§ Passage shown:
From: Jordi Gutiérrez Hermoso
Subject: Re: [fink-core] Running Octave from Fink?
Date: Wed, 7 Nov 2012 09:24:55 -0500

I'm CCing current GNU president Richard Stallman. He might like to
comment further on these issues.

On 6 November 2012 17:39, David R. Morrison <address@hidden>
wrote:
>>
>> On Nov 6, 2012, at 1:55 PM, Jordi Gutiérrez Hermoso wrote:
>>
>> On 6 November 2012 15:48, Dave Vasilevsky
>> <address@hidden> wrote:
>>
>>> I'm not sure if this is true about osx-gcc-installer. But what I
>>> do know is that osx-gcc-installer is definitely Non-Free. It's
>>> not built from source, but produced by extracting files from
>>> Apple's installer.
>>
>> Oh, that's a pity....
>>
>>> A number of these files are not Free, for example the AVFoundation
>>> headers. I'm not even sure why it would be distributable, except
>>> for the pragmatic reason that Apple doesn't seem to have cracked
>>> down on it (yet).
>>
>> Actually, this seems to have been Apple's response:
>>
>>    http://kennethreitz.com/xcode-gcc-and-homebrew.html
>>
>> So, I guess homebrew can work without Xcode, but not with a free
>> gcc installation. Sigh... At least Windows has mingw32; I can't
>> believe nothing comparable exists for Mac OS X.

>
> I'd like to understand better a distinction you are implicitly
> making.
>
> Mac OS X itself is non-free, and when a person buys a Mac or
> buys/updates OS X, they must accept certain license terms from
> Apple. OTOH, because Mac OS X is unix-based, it is quite possible to
> run free programs on this system.

I don't think whether it's Unix-based or not has a significant bearing
on whether it can run free programs. Any OS can run free programs, but
the specific problem at hand seems to be that you cannot conveniently
get a full set of free build tools for building Octave on Mac OS X. It
would be possible of course to undertake the work to build gcc, GNU
make(1) and all of their dependencies freely along with Octave's own
dependencies, but this is a complicated problem. So far, people
generally instead agree to Apple's EULA and install Xcode.

> What is the distinction between Mac OS X itself, and the "Command
> Line Tools for Xcode" software which was described in the post you
> referenced?

I apparently cannot download the "command line tools for Xcode"
package package without signing Apple's legalese, so I cannot tell you
exactly what's in it, and if I sign the legalese, I believe I'm
agreeing to not telling you what's in it (I remember reading NDA
clauses in it last time I read it, but I might be mistaken). From the
description in the blog post linked above, it appears to include
proprietary headers that cannot be distributed freely.

The distinction between the operating system and the libraries is made
in the GPL. The GPL allows you to build, run, and distribute the
software in a hostile operating system, but does not extend this
permission to non-free libraries. Such proprietary glue sometimes
falls under the system library exception, but this depends on the
manner in which it's distributed (the precise GPLese is libraries that
are "in the normal form of packaging a Major Component").

§ Set problem 1:
Answer these questions about the email:
(a) Whom does the writer say he is CCing?
(b) According to Dave Vasilevsky, how is osx-gcc-installer produced?
(c) To what does the GPL not extend its permission?
§ Set problem 2: Pick out every line of the listing that contains the string "chart".
The email and the listing come from unrelated sources.

§ Entries:
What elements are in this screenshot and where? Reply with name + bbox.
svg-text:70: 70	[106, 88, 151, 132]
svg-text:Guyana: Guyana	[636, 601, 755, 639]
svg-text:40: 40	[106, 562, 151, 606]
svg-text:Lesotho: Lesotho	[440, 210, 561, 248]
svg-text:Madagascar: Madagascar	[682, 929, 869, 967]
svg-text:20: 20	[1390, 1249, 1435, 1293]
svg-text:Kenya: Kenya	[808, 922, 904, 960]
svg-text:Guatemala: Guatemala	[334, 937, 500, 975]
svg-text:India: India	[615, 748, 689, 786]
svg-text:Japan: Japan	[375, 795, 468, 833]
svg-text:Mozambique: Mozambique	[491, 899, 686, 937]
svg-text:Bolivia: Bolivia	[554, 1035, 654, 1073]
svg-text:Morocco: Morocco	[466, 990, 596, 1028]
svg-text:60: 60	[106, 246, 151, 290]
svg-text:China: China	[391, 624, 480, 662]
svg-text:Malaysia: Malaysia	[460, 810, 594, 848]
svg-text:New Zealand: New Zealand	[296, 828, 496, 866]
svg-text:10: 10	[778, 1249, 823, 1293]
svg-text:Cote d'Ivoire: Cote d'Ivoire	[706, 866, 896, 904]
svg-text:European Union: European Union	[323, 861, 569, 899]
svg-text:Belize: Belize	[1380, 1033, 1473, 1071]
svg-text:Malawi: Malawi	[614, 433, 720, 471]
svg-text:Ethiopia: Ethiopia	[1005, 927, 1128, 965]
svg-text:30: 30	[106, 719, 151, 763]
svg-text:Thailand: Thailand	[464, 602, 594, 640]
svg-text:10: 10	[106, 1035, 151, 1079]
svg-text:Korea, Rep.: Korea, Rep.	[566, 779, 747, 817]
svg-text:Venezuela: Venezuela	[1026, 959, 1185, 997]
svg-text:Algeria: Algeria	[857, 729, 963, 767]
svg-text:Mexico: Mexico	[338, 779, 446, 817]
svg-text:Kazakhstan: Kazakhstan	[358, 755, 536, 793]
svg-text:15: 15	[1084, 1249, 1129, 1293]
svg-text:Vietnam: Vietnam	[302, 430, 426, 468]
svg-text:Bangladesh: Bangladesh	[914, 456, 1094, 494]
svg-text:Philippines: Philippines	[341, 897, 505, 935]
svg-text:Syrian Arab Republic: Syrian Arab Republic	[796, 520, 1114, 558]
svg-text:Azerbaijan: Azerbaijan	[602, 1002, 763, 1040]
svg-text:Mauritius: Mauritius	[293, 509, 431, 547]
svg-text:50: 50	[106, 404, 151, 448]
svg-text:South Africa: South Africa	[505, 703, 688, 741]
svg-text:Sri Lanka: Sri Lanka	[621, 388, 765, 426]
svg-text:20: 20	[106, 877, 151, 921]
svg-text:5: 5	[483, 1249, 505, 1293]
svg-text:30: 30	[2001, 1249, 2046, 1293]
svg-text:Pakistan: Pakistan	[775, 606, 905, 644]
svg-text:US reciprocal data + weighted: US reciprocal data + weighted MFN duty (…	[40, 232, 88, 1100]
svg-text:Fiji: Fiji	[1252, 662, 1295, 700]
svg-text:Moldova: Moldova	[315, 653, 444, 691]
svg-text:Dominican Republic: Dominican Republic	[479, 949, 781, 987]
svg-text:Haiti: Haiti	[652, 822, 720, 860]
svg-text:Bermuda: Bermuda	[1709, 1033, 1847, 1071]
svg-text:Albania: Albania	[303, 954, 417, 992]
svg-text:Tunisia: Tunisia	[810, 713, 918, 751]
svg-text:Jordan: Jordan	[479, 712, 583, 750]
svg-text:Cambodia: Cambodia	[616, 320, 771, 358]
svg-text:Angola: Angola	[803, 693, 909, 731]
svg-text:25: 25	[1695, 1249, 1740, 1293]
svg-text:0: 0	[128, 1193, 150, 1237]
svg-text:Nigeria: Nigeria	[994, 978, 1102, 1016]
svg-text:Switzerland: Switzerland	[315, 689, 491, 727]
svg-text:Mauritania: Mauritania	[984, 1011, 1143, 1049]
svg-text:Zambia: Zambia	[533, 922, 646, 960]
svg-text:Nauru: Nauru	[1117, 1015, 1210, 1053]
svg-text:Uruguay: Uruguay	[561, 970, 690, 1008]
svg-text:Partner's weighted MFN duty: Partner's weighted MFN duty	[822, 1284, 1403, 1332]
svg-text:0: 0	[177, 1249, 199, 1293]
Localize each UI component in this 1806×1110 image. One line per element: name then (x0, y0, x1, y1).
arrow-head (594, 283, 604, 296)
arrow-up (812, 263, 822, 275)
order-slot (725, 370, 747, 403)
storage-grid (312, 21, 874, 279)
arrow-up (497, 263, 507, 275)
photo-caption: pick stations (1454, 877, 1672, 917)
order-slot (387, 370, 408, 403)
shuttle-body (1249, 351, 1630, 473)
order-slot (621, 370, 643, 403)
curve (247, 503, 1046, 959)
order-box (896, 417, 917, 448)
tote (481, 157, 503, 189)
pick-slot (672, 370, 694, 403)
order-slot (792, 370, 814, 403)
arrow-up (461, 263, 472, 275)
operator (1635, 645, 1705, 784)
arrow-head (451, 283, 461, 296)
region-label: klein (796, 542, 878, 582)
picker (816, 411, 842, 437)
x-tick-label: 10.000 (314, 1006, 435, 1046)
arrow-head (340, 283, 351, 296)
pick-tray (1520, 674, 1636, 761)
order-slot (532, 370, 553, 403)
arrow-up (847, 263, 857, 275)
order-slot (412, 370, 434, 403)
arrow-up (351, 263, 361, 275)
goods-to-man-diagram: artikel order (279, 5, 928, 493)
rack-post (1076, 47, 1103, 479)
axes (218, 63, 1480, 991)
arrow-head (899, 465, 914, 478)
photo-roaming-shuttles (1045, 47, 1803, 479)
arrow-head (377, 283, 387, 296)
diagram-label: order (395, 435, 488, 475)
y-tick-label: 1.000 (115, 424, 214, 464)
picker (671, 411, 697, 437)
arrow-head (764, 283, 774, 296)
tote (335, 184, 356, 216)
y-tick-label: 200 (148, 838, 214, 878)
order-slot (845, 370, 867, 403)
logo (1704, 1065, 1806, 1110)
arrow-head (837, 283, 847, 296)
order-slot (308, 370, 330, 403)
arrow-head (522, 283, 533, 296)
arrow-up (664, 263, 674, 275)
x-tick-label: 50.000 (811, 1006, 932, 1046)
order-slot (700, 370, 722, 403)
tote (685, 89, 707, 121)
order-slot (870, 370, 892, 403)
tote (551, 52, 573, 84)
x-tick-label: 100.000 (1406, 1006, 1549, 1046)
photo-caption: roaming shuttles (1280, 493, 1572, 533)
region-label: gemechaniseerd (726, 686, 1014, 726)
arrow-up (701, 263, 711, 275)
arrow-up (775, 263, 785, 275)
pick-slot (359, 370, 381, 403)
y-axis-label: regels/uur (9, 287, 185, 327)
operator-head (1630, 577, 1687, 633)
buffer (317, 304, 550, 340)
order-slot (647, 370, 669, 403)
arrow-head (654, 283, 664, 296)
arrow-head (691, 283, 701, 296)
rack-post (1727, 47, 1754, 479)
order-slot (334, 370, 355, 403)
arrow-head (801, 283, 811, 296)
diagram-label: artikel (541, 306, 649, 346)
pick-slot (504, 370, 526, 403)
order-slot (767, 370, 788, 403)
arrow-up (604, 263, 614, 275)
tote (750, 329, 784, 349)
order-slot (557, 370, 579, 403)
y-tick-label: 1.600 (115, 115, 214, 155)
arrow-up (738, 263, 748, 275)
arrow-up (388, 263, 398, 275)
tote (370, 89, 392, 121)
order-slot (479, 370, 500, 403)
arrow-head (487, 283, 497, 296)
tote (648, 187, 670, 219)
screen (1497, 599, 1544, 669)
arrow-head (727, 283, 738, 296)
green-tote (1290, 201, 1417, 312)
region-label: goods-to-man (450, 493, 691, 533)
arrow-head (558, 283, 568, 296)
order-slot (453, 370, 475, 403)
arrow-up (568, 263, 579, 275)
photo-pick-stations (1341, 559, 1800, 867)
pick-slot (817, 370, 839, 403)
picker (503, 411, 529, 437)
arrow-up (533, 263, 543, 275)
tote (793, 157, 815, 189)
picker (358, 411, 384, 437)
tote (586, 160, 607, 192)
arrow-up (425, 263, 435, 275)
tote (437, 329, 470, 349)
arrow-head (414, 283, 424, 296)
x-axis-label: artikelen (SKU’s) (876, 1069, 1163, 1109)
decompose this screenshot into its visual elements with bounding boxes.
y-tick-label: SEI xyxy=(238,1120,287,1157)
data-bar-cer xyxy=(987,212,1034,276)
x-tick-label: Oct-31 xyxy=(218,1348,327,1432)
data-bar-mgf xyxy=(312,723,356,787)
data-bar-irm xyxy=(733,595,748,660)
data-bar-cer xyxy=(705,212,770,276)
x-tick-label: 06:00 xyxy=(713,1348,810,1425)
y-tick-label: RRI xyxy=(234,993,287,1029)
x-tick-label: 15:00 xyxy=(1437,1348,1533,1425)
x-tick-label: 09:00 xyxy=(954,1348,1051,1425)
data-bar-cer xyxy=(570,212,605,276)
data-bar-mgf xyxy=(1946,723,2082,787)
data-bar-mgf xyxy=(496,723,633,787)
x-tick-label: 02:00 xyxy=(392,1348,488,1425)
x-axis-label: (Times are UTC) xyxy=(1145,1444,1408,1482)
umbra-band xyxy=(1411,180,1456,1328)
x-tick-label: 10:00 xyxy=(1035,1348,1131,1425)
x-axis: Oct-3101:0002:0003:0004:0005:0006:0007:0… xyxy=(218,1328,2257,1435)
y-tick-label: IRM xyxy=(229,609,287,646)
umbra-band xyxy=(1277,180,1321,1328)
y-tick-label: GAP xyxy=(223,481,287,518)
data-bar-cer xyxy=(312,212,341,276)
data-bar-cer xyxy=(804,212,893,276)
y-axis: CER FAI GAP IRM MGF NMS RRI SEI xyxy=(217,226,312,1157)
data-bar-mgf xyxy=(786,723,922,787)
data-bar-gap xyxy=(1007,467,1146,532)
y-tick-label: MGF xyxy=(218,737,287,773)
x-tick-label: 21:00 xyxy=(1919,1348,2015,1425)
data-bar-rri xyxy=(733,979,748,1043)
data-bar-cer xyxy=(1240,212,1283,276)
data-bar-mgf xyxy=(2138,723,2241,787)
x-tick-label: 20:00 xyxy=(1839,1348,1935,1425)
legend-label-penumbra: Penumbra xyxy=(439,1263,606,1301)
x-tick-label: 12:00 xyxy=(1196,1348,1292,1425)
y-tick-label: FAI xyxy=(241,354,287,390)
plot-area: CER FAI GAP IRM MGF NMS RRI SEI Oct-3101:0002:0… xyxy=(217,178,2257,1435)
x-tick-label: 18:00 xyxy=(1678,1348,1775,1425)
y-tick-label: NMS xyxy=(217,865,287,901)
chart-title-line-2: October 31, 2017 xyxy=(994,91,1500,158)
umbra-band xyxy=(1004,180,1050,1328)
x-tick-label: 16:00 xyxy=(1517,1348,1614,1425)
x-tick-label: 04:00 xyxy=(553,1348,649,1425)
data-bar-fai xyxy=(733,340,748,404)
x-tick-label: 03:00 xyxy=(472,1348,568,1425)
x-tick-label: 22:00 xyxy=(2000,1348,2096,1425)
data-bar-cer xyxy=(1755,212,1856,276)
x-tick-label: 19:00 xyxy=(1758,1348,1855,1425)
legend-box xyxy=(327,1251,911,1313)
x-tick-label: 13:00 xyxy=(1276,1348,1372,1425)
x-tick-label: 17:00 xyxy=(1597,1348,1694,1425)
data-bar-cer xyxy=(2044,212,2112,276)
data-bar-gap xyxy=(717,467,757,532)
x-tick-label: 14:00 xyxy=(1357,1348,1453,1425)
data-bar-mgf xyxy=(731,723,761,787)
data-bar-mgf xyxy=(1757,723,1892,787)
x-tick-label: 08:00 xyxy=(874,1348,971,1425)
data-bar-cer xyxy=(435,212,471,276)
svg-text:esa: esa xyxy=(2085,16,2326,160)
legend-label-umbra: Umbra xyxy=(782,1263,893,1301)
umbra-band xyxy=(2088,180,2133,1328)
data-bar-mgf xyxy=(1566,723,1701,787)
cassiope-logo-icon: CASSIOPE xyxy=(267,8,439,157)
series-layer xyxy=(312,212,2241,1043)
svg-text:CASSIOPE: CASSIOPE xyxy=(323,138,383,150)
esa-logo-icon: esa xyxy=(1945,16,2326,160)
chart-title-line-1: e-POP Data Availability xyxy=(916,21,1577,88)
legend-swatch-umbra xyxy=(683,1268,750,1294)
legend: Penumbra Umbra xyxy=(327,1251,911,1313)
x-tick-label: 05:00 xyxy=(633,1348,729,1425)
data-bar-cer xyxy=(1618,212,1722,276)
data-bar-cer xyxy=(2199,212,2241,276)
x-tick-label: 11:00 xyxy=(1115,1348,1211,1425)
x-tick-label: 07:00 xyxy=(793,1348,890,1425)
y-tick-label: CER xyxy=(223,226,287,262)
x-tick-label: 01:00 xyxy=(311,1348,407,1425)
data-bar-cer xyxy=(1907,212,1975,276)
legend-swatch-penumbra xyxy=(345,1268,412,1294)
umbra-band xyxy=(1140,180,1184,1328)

§ Written response 1:
(a) Current GNU president Richard Stallman.
(b) By extracting files from Apple's installer, not by building from source.
(c) To non-free libraries.

§ Written response 2:
chart-title-line-2: October 31, 2017 xyxy=(994,91,1500,158)
chart-title-line-1: e-POP Data Availability xyxy=(916,21,1577,88)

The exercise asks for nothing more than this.